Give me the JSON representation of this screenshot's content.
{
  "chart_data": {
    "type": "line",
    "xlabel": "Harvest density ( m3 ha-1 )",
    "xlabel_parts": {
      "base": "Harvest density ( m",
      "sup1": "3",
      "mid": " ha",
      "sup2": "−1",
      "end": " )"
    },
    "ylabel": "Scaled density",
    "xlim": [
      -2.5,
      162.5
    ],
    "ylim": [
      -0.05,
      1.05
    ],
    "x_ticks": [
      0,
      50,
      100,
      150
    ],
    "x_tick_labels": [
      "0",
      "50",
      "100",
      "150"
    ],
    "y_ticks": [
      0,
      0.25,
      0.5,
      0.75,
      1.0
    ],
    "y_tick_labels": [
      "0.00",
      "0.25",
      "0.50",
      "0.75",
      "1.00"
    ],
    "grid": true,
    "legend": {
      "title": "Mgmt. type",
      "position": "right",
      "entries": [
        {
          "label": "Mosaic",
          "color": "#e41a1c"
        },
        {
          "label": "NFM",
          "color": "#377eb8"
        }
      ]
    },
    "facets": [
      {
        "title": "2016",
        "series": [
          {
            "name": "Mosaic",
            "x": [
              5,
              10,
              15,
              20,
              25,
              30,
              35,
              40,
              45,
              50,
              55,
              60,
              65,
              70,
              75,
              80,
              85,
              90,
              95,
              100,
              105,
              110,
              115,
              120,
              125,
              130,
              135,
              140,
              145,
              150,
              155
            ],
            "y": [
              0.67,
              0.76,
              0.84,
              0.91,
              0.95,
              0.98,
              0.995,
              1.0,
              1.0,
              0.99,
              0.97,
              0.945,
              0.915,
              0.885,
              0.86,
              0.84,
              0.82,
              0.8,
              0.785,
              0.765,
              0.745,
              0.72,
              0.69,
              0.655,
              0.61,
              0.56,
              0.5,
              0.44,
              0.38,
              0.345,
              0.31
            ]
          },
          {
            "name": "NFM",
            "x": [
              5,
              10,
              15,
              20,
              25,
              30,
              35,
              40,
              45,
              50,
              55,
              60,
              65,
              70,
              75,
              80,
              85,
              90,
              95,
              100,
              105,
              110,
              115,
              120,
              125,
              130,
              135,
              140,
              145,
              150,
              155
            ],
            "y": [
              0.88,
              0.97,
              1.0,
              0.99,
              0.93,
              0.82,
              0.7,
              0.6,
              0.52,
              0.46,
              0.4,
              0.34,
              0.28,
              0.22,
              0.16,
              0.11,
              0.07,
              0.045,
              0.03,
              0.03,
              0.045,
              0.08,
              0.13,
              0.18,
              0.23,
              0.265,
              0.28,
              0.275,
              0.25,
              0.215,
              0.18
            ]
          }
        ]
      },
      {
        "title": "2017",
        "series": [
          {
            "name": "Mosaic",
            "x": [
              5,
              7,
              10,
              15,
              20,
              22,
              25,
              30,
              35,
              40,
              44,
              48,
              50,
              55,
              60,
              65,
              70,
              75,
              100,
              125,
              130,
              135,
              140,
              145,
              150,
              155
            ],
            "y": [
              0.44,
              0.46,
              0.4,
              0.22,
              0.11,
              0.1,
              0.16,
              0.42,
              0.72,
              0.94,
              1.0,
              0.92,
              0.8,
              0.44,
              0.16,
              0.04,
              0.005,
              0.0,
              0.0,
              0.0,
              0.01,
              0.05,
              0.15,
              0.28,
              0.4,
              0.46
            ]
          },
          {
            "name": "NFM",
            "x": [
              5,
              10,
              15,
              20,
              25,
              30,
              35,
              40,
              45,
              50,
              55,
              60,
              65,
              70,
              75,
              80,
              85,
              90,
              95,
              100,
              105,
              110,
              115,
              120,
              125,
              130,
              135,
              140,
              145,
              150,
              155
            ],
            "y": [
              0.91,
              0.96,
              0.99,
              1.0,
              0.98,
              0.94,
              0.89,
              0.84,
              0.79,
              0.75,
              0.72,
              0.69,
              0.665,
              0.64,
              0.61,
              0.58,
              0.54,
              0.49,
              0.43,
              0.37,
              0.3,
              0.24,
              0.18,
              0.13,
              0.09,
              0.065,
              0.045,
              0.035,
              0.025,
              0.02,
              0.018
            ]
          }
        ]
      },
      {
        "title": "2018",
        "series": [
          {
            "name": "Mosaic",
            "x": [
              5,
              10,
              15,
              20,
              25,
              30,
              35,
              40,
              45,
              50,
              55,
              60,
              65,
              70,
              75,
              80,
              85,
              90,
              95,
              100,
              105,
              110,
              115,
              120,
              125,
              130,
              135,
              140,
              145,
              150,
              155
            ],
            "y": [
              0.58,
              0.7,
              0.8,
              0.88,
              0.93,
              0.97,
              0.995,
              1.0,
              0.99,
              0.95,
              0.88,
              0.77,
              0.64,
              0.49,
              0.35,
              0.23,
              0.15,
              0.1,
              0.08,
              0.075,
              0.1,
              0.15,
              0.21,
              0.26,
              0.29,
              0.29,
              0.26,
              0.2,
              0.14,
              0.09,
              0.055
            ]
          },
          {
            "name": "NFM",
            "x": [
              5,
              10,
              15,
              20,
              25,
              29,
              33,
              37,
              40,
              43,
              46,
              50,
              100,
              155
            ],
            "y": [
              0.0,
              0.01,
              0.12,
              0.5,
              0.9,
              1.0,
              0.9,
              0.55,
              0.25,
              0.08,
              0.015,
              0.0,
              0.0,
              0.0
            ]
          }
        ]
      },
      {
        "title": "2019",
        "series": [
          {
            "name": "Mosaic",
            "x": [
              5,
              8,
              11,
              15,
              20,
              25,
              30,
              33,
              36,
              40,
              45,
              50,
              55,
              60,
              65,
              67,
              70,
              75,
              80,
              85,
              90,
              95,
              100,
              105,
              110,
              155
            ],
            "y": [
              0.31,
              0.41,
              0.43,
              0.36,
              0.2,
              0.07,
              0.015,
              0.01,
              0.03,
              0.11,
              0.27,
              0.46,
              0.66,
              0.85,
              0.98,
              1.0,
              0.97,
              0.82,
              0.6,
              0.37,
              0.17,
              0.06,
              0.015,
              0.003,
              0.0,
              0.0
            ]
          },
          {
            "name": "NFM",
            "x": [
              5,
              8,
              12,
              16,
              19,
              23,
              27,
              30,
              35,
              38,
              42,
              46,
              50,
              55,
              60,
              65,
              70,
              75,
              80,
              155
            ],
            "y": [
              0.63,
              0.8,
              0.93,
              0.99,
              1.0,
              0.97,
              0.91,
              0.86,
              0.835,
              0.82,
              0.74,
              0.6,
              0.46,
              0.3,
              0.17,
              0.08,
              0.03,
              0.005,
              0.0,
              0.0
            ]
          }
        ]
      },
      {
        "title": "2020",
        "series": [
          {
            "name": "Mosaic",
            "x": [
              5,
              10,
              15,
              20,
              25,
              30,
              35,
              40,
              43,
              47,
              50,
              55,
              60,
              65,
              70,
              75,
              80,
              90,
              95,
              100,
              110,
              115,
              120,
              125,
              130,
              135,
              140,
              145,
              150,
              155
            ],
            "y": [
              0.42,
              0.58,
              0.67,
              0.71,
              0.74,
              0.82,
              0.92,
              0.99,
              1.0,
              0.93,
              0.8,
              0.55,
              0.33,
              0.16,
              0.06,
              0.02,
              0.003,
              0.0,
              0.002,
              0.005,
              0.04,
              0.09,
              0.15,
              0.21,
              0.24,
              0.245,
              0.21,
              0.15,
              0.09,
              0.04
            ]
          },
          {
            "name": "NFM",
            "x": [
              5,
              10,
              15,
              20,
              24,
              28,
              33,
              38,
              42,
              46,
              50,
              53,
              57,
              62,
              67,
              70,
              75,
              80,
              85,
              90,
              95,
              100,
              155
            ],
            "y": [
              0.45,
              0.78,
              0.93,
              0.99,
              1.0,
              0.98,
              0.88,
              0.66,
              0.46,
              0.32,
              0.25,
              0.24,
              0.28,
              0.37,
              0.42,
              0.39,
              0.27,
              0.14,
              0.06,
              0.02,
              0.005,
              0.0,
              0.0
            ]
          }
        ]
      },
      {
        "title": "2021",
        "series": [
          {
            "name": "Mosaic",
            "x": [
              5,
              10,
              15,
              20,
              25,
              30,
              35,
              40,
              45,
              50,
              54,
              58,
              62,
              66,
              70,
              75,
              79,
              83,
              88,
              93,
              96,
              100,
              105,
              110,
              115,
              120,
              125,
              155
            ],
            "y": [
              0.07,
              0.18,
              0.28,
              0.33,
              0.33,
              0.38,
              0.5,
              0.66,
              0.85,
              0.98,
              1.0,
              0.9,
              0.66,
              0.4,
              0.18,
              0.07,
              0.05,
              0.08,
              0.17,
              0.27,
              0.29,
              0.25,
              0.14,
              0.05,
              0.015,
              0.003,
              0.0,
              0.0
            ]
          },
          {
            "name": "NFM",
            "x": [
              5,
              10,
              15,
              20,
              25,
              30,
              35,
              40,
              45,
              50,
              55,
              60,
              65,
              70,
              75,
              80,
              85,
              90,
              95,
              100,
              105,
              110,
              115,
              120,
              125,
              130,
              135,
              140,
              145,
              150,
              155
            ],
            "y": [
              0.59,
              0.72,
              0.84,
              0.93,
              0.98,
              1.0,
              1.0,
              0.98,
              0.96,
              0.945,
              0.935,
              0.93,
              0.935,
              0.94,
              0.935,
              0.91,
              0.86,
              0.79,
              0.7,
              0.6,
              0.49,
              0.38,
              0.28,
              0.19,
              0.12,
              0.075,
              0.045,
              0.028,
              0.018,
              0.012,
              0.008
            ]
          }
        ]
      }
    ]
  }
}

THE TASK
Among the entries above, how many lines include the word "density"? Give the number with no comment.

RESPONSE TO THE TASK
3